Only the pictures are to be left out; set down the rest of the records exactly.

+===+

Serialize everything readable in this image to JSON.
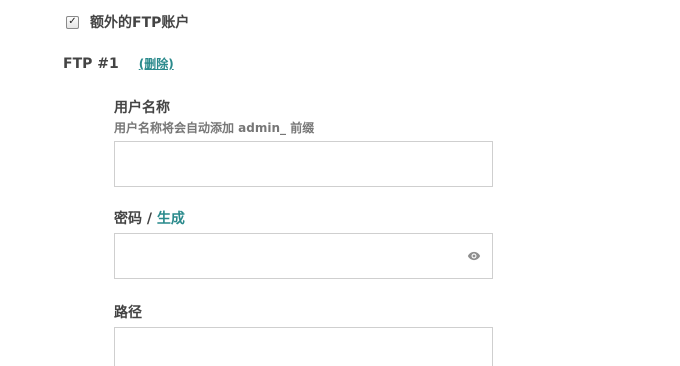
{
  "extra_ftp": {
    "checked": true,
    "label": "额外的FTP账户"
  },
  "ftp1": {
    "title": "FTP #1",
    "delete_label": "(删除)"
  },
  "username": {
    "label": "用户名称",
    "hint": "用户名称将会自动添加 admin_ 前缀",
    "value": ""
  },
  "password": {
    "label": "密码",
    "separator": " / ",
    "generate_label": "生成",
    "value": ""
  },
  "path": {
    "label": "路径",
    "value": ""
  },
  "colors": {
    "accent": "#2a8a8c",
    "text": "#444444",
    "border": "#cfcfcf"
  },
  "icons": {
    "checkbox_mark": "check-icon",
    "password_toggle": "eye-icon"
  }
}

+===+

__ANSWER TO THE PROBLEM__:
Serialize everything readable in this image to JSON.
{
  "extra_ftp": {
    "checked": true,
    "label": "额外的FTP账户"
  },
  "ftp1": {
    "title": "FTP #1",
    "delete_label": "(删除)"
  },
  "username": {
    "label": "用户名称",
    "hint": "用户名称将会自动添加 admin_ 前缀",
    "value": ""
  },
  "password": {
    "label": "密码",
    "separator": " / ",
    "generate_label": "生成",
    "value": ""
  },
  "path": {
    "label": "路径",
    "value": ""
  },
  "colors": {
    "accent": "#2a8a8c",
    "text": "#444444",
    "border": "#cfcfcf"
  },
  "icons": {
    "checkbox_mark": "check-icon",
    "password_toggle": "eye-icon"
  }
}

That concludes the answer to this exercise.